→ **CHALLENGE**: Show every line containing "name" by copying it.

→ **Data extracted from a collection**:
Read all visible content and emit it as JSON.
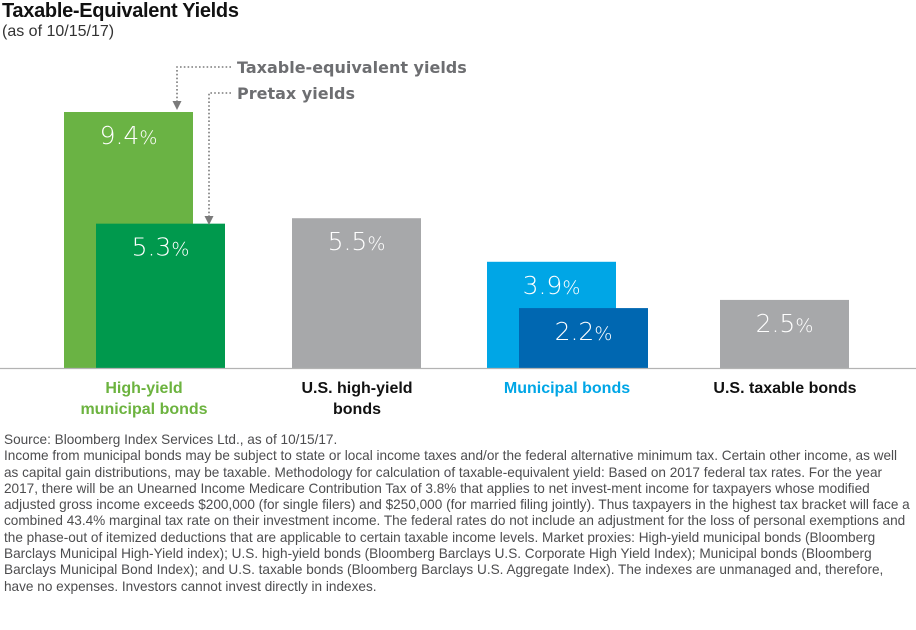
{
  "header": {
    "title": "Taxable-Equivalent Yields",
    "subtitle": "(as of 10/15/17)"
  },
  "chart_data": {
    "type": "bar",
    "title": "Taxable-Equivalent Yields",
    "subtitle": "(as of 10/15/17)",
    "xlabel": "",
    "ylabel": "",
    "ylim": [
      0,
      9.4
    ],
    "grid": false,
    "categories": [
      "High-yield municipal bonds",
      "U.S. high-yield bonds",
      "Municipal bonds",
      "U.S. taxable bonds"
    ],
    "category_label_lines": [
      [
        "High-yield",
        "municipal bonds"
      ],
      [
        "U.S. high-yield",
        "bonds"
      ],
      [
        "Municipal bonds"
      ],
      [
        "U.S. taxable bonds"
      ]
    ],
    "category_label_colors": [
      "#6cb33f",
      "#111111",
      "#00a6e6",
      "#111111"
    ],
    "legend": {
      "placement": "top",
      "entries": [
        "Taxable-equivalent yields",
        "Pretax yields"
      ]
    },
    "bars": [
      {
        "category": "High-yield municipal bonds",
        "series": "Taxable-equivalent yields",
        "value": 9.4,
        "label": "9.4",
        "color": "#6ab344",
        "slot": 0,
        "offset": 0
      },
      {
        "category": "High-yield municipal bonds",
        "series": "Pretax yields",
        "value": 5.3,
        "label": "5.3",
        "color": "#00994d",
        "slot": 0,
        "offset": 1
      },
      {
        "category": "U.S. high-yield bonds",
        "series": "Yield",
        "value": 5.5,
        "label": "5.5",
        "color": "#a7a8aa",
        "slot": 1,
        "offset": 0
      },
      {
        "category": "Municipal bonds",
        "series": "Taxable-equivalent yields",
        "value": 3.9,
        "label": "3.9",
        "color": "#00a6e6",
        "slot": 2,
        "offset": 0
      },
      {
        "category": "Municipal bonds",
        "series": "Pretax yields",
        "value": 2.2,
        "label": "2.2",
        "color": "#0067b1",
        "slot": 2,
        "offset": 1
      },
      {
        "category": "U.S. taxable bonds",
        "series": "Yield",
        "value": 2.5,
        "label": "2.5",
        "color": "#a7a8aa",
        "slot": 3,
        "offset": 0
      }
    ],
    "value_suffix": "%"
  },
  "footnote": {
    "source": "Source: Bloomberg Index Services Ltd., as of 10/15/17.",
    "body": "Income from municipal bonds may be subject to state or local income taxes and/or the federal alternative minimum tax. Certain other income, as well as capital gain distributions, may be taxable. Methodology for calculation of taxable-equivalent yield: Based on 2017 federal tax rates. For the year 2017, there will be an Unearned Income Medicare Contribution Tax of 3.8% that applies to net invest-ment income for taxpayers whose modified adjusted gross income exceeds $200,000 (for single filers) and $250,000 (for married filing jointly). Thus taxpayers in the highest tax bracket will face a combined 43.4% marginal tax rate on their investment income. The federal rates do not include an adjustment for the loss of personal exemptions and the phase-out of itemized deductions that are applicable to certain taxable income levels. Market proxies: High-yield municipal bonds (Bloomberg Barclays Municipal High-Yield index); U.S. high-yield bonds (Bloomberg Barclays U.S. Corporate High Yield Index); Municipal bonds (Bloomberg Barclays Municipal Bond Index); and U.S. taxable bonds (Bloomberg Barclays U.S. Aggregate Index). The indexes are unmanaged and, therefore, have no expenses. Investors cannot invest directly in indexes."
  }
}
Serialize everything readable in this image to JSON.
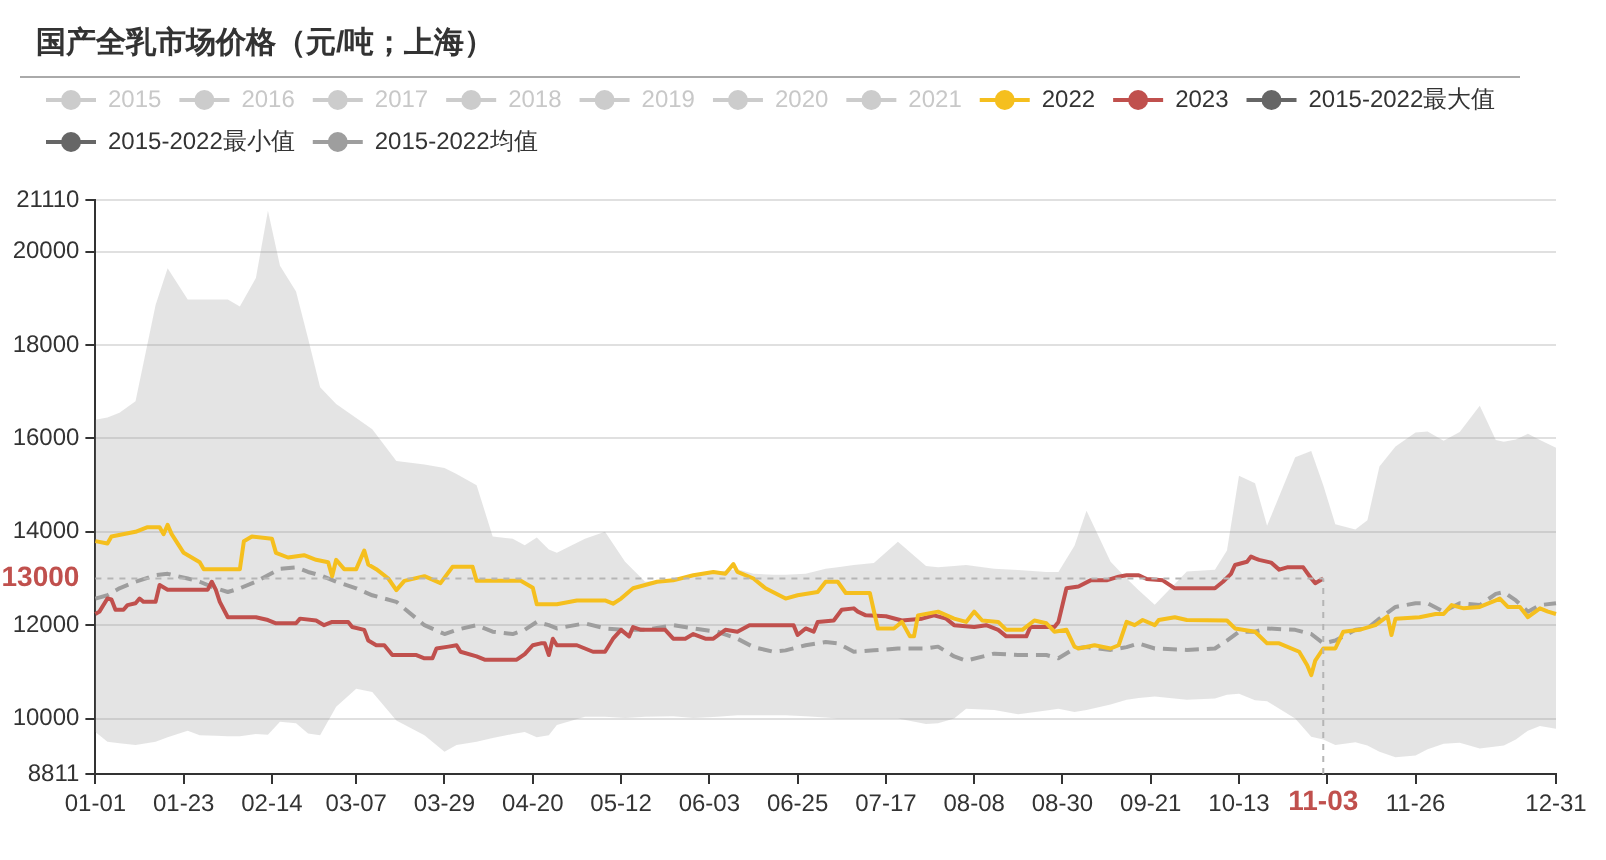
{
  "chart_data": {
    "type": "line",
    "title": "国产全乳市场价格（元/吨；上海）",
    "xlim": [
      "--01-01",
      "--12-31"
    ],
    "xticks": [
      {
        "value": "--01-01",
        "label": "01-01"
      },
      {
        "value": "--01-23",
        "label": "01-23"
      },
      {
        "value": "--02-14",
        "label": "02-14"
      },
      {
        "value": "--03-07",
        "label": "03-07"
      },
      {
        "value": "--03-29",
        "label": "03-29"
      },
      {
        "value": "--04-20",
        "label": "04-20"
      },
      {
        "value": "--05-12",
        "label": "05-12"
      },
      {
        "value": "--06-03",
        "label": "06-03"
      },
      {
        "value": "--06-25",
        "label": "06-25"
      },
      {
        "value": "--07-17",
        "label": "07-17"
      },
      {
        "value": "--08-08",
        "label": "08-08"
      },
      {
        "value": "--08-30",
        "label": "08-30"
      },
      {
        "value": "--09-21",
        "label": "09-21"
      },
      {
        "value": "--10-13",
        "label": "10-13"
      },
      {
        "value": "--11-04",
        "label": null
      },
      {
        "value": "--11-26",
        "label": "11-26"
      },
      {
        "value": "--12-31",
        "label": "12-31"
      }
    ],
    "ylim": [
      8811,
      21110
    ],
    "yticks": [
      8811,
      10000,
      12000,
      14000,
      16000,
      18000,
      20000,
      21110
    ],
    "grid": "y",
    "legend": "top left",
    "marker": "none",
    "line_style": "solid",
    "annotations": [
      {
        "text": "13000",
        "x": "--11-03",
        "y": 13000
      },
      {
        "text": "11-03",
        "x": "--11-03",
        "y": 13000
      }
    ],
    "series": [
      {
        "name": "2015",
        "color": "#cccccc"
      },
      {
        "name": "2016",
        "color": "#cccccc"
      },
      {
        "name": "2017",
        "color": "#cccccc"
      },
      {
        "name": "2018",
        "color": "#cccccc"
      },
      {
        "name": "2019",
        "color": "#cccccc"
      },
      {
        "name": "2020",
        "color": "#cccccc"
      },
      {
        "name": "2021",
        "color": "#cccccc"
      },
      {
        "name": "2022",
        "color": "#f5bf1e",
        "x": [
          "--01-01",
          "--01-04",
          "--01-05",
          "--01-11",
          "--01-14",
          "--01-17",
          "--01-18",
          "--01-19",
          "--01-20",
          "--01-23",
          "--01-27",
          "--01-28",
          "--02-06",
          "--02-07",
          "--02-09",
          "--02-14",
          "--02-15",
          "--02-18",
          "--02-22",
          "--02-25",
          "--02-28",
          "--03-01",
          "--03-02",
          "--03-04",
          "--03-07",
          "--03-09",
          "--03-10",
          "--03-12",
          "--03-15",
          "--03-17",
          "--03-19",
          "--03-24",
          "--03-28",
          "--03-31",
          "--04-05",
          "--04-06",
          "--04-17",
          "--04-20",
          "--04-21",
          "--04-26",
          "--05-01",
          "--05-08",
          "--05-10",
          "--05-12",
          "--05-15",
          "--05-18",
          "--05-21",
          "--05-25",
          "--05-30",
          "--06-04",
          "--06-07",
          "--06-09",
          "--06-10",
          "--06-14",
          "--06-17",
          "--06-22",
          "--06-25",
          "--06-30",
          "--07-02",
          "--07-05",
          "--07-07",
          "--07-13",
          "--07-15",
          "--07-19",
          "--07-21",
          "--07-23",
          "--07-24",
          "--07-25",
          "--07-30",
          "--08-03",
          "--08-06",
          "--08-08",
          "--08-10",
          "--08-14",
          "--08-16",
          "--08-20",
          "--08-23",
          "--08-26",
          "--08-28",
          "--08-31",
          "--09-02",
          "--09-03",
          "--09-07",
          "--09-11",
          "--09-13",
          "--09-15",
          "--09-17",
          "--09-19",
          "--09-22",
          "--09-23",
          "--09-27",
          "--09-30",
          "--10-10",
          "--10-12",
          "--10-17",
          "--10-20",
          "--10-23",
          "--10-28",
          "--10-30",
          "--10-31",
          "--11-01",
          "--11-03",
          "--11-06",
          "--11-08",
          "--11-12",
          "--11-16",
          "--11-19",
          "--11-20",
          "--11-21",
          "--11-27",
          "--12-01",
          "--12-03",
          "--12-05",
          "--12-08",
          "--12-12",
          "--12-16",
          "--12-17",
          "--12-19",
          "--12-22",
          "--12-24",
          "--12-27",
          "--12-29",
          "--12-31"
        ],
        "values": [
          13800,
          13750,
          13900,
          14000,
          14100,
          14100,
          13950,
          14150,
          13950,
          13550,
          13350,
          13200,
          13200,
          13800,
          13900,
          13850,
          13550,
          13450,
          13500,
          13400,
          13350,
          13050,
          13400,
          13200,
          13200,
          13600,
          13300,
          13200,
          13000,
          12750,
          12950,
          13050,
          12900,
          13250,
          13250,
          12950,
          12950,
          12800,
          12450,
          12450,
          12530,
          12530,
          12460,
          12570,
          12790,
          12860,
          12930,
          12960,
          13070,
          13140,
          13100,
          13310,
          13140,
          13000,
          12790,
          12570,
          12640,
          12710,
          12930,
          12930,
          12690,
          12690,
          11930,
          11930,
          12070,
          11760,
          11760,
          12210,
          12290,
          12140,
          12070,
          12290,
          12100,
          12070,
          11900,
          11900,
          12100,
          12040,
          11860,
          11900,
          11540,
          11500,
          11570,
          11500,
          11570,
          12070,
          12000,
          12110,
          12000,
          12110,
          12170,
          12110,
          12100,
          11930,
          11860,
          11610,
          11610,
          11430,
          11140,
          10930,
          11240,
          11500,
          11500,
          11860,
          11900,
          12000,
          12190,
          11790,
          12140,
          12170,
          12240,
          12240,
          12430,
          12360,
          12390,
          12530,
          12570,
          12390,
          12390,
          12170,
          12360,
          12290,
          12240
        ]
      },
      {
        "name": "2023",
        "color": "#c0504d",
        "x": [
          "--01-01",
          "--01-02",
          "--01-04",
          "--01-05",
          "--01-06",
          "--01-08",
          "--01-09",
          "--01-11",
          "--01-12",
          "--01-13",
          "--01-16",
          "--01-17",
          "--01-19",
          "--01-29",
          "--01-30",
          "--01-31",
          "--02-01",
          "--02-03",
          "--02-10",
          "--02-13",
          "--02-15",
          "--02-20",
          "--02-21",
          "--02-25",
          "--02-27",
          "--03-01",
          "--03-05",
          "--03-06",
          "--03-09",
          "--03-10",
          "--03-12",
          "--03-14",
          "--03-16",
          "--03-22",
          "--03-24",
          "--03-26",
          "--03-27",
          "--03-30",
          "--04-01",
          "--04-02",
          "--04-06",
          "--04-08",
          "--04-16",
          "--04-18",
          "--04-20",
          "--04-22",
          "--04-23",
          "--04-24",
          "--04-25",
          "--04-26",
          "--05-01",
          "--05-05",
          "--05-08",
          "--05-10",
          "--05-12",
          "--05-14",
          "--05-15",
          "--05-17",
          "--05-23",
          "--05-25",
          "--05-28",
          "--05-30",
          "--06-02",
          "--06-04",
          "--06-07",
          "--06-10",
          "--06-13",
          "--06-24",
          "--06-25",
          "--06-27",
          "--06-29",
          "--06-30",
          "--07-04",
          "--07-06",
          "--07-09",
          "--07-10",
          "--07-12",
          "--07-17",
          "--07-21",
          "--07-26",
          "--07-29",
          "--08-01",
          "--08-03",
          "--08-08",
          "--08-11",
          "--08-14",
          "--08-16",
          "--08-21",
          "--08-22",
          "--08-28",
          "--08-29",
          "--08-31",
          "--09-03",
          "--09-06",
          "--09-10",
          "--09-13",
          "--09-15",
          "--09-18",
          "--09-20",
          "--09-24",
          "--09-27",
          "--10-07",
          "--10-09",
          "--10-11",
          "--10-12",
          "--10-15",
          "--10-16",
          "--10-17",
          "--10-18",
          "--10-21",
          "--10-23",
          "--10-25",
          "--10-29",
          "--10-31",
          "--11-01",
          "--11-03"
        ],
        "values": [
          12240,
          12290,
          12570,
          12550,
          12330,
          12330,
          12430,
          12470,
          12570,
          12500,
          12500,
          12860,
          12760,
          12760,
          12930,
          12760,
          12500,
          12170,
          12170,
          12110,
          12040,
          12040,
          12140,
          12100,
          12000,
          12070,
          12070,
          11960,
          11900,
          11670,
          11570,
          11570,
          11360,
          11360,
          11290,
          11290,
          11500,
          11540,
          11570,
          11430,
          11330,
          11260,
          11260,
          11380,
          11570,
          11610,
          11610,
          11360,
          11710,
          11570,
          11570,
          11430,
          11430,
          11710,
          11900,
          11760,
          11960,
          11900,
          11900,
          11710,
          11710,
          11810,
          11710,
          11710,
          11900,
          11860,
          12000,
          12000,
          11790,
          11930,
          11860,
          12070,
          12100,
          12330,
          12360,
          12290,
          12210,
          12190,
          12100,
          12140,
          12210,
          12140,
          12000,
          11960,
          12000,
          11900,
          11760,
          11760,
          11960,
          11960,
          12070,
          12790,
          12830,
          12960,
          12960,
          13040,
          13070,
          13070,
          12990,
          12960,
          12790,
          12790,
          12930,
          13100,
          13290,
          13360,
          13470,
          13430,
          13400,
          13340,
          13190,
          13240,
          13240,
          13000,
          12900,
          13000
        ]
      },
      {
        "name": "2015-2022最大值",
        "color": "#666666"
      },
      {
        "name": "2015-2022最小值",
        "color": "#666666"
      },
      {
        "name": "2015-2022均值",
        "color": "#9e9e9e",
        "line_style": "dashed",
        "x": [
          "--01-01",
          "--01-04",
          "--01-07",
          "--01-11",
          "--01-16",
          "--01-19",
          "--01-24",
          "--01-27",
          "--01-31",
          "--02-03",
          "--02-06",
          "--02-10",
          "--02-13",
          "--02-16",
          "--02-20",
          "--02-23",
          "--02-26",
          "--03-02",
          "--03-07",
          "--03-11",
          "--03-17",
          "--03-24",
          "--03-29",
          "--04-01",
          "--04-06",
          "--04-10",
          "--04-15",
          "--04-18",
          "--04-21",
          "--04-24",
          "--04-26",
          "--05-03",
          "--05-08",
          "--05-13",
          "--05-18",
          "--05-25",
          "--05-30",
          "--06-05",
          "--06-10",
          "--06-14",
          "--06-19",
          "--06-22",
          "--06-27",
          "--07-02",
          "--07-05",
          "--07-09",
          "--07-14",
          "--07-20",
          "--07-27",
          "--07-30",
          "--08-03",
          "--08-06",
          "--08-13",
          "--08-19",
          "--08-26",
          "--08-29",
          "--09-02",
          "--09-05",
          "--09-11",
          "--09-15",
          "--09-18",
          "--09-22",
          "--09-30",
          "--10-07",
          "--10-10",
          "--10-13",
          "--10-17",
          "--10-20",
          "--10-27",
          "--10-31",
          "--11-03",
          "--11-06",
          "--11-11",
          "--11-14",
          "--11-17",
          "--11-21",
          "--11-26",
          "--11-29",
          "--12-03",
          "--12-07",
          "--12-12",
          "--12-16",
          "--12-18",
          "--12-21",
          "--12-24",
          "--12-27",
          "--12-31"
        ],
        "values": [
          12570,
          12640,
          12790,
          12930,
          13070,
          13100,
          13000,
          12930,
          12790,
          12710,
          12790,
          12930,
          13070,
          13210,
          13240,
          13140,
          13070,
          12930,
          12790,
          12640,
          12500,
          12000,
          11810,
          11900,
          12000,
          11860,
          11810,
          11900,
          12070,
          12000,
          11930,
          12040,
          11930,
          11900,
          11900,
          12000,
          11930,
          11860,
          11710,
          11530,
          11430,
          11460,
          11570,
          11640,
          11610,
          11430,
          11460,
          11500,
          11500,
          11540,
          11330,
          11240,
          11390,
          11360,
          11360,
          11290,
          11500,
          11530,
          11470,
          11530,
          11610,
          11500,
          11470,
          11500,
          11670,
          11860,
          11860,
          11930,
          11900,
          11810,
          11610,
          11670,
          11900,
          11930,
          12140,
          12390,
          12470,
          12470,
          12290,
          12470,
          12430,
          12670,
          12710,
          12530,
          12290,
          12430,
          12470
        ],
        "upper": [
          16400,
          16450,
          16550,
          16800,
          18860,
          19650,
          18980,
          18980,
          18980,
          18980,
          18830,
          19440,
          20880,
          19700,
          19150,
          18140,
          17100,
          16740,
          16440,
          16200,
          15520,
          15440,
          15370,
          15240,
          15000,
          13900,
          13850,
          13710,
          13880,
          13620,
          13550,
          13850,
          14000,
          13360,
          12930,
          12990,
          13100,
          13150,
          13200,
          13100,
          13080,
          13080,
          13100,
          13210,
          13240,
          13290,
          13330,
          13790,
          13270,
          13240,
          13270,
          13290,
          13210,
          13180,
          13140,
          13140,
          13700,
          14450,
          13360,
          13000,
          12750,
          12440,
          13150,
          13190,
          13600,
          15200,
          15040,
          14130,
          15600,
          15730,
          15000,
          14160,
          14050,
          14250,
          15400,
          15830,
          16130,
          16150,
          15950,
          16140,
          16700,
          15970,
          15930,
          15980,
          16100,
          15970,
          15800
        ],
        "lower": [
          9710,
          9500,
          9470,
          9430,
          9500,
          9600,
          9740,
          9640,
          9630,
          9620,
          9620,
          9670,
          9650,
          9930,
          9900,
          9680,
          9640,
          10250,
          10640,
          10570,
          9960,
          9640,
          9290,
          9430,
          9500,
          9580,
          9670,
          9710,
          9600,
          9640,
          9860,
          10040,
          10040,
          10010,
          10040,
          10050,
          10010,
          10040,
          10070,
          10070,
          10070,
          10070,
          10050,
          10020,
          10000,
          10000,
          10000,
          10000,
          9880,
          9900,
          10000,
          10210,
          10180,
          10090,
          10170,
          10210,
          10140,
          10180,
          10300,
          10400,
          10440,
          10470,
          10400,
          10430,
          10510,
          10530,
          10390,
          10370,
          10000,
          9610,
          9550,
          9430,
          9490,
          9420,
          9290,
          9170,
          9210,
          9340,
          9460,
          9480,
          9360,
          9400,
          9420,
          9550,
          9740,
          9840,
          9780
        ]
      }
    ]
  }
}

→ **WRITTEN RESPONSE**:
        "name": "2015",
        "name": "2016",
        "name": "2017",
        "name": "2018",
        "name": "2019",
        "name": "2020",
        "name": "2021",
        "name": "2022",
        "name": "2023",
        "name": "2015-2022最大值",
        "name": "2015-2022最小值",
        "name": "2015-2022均值",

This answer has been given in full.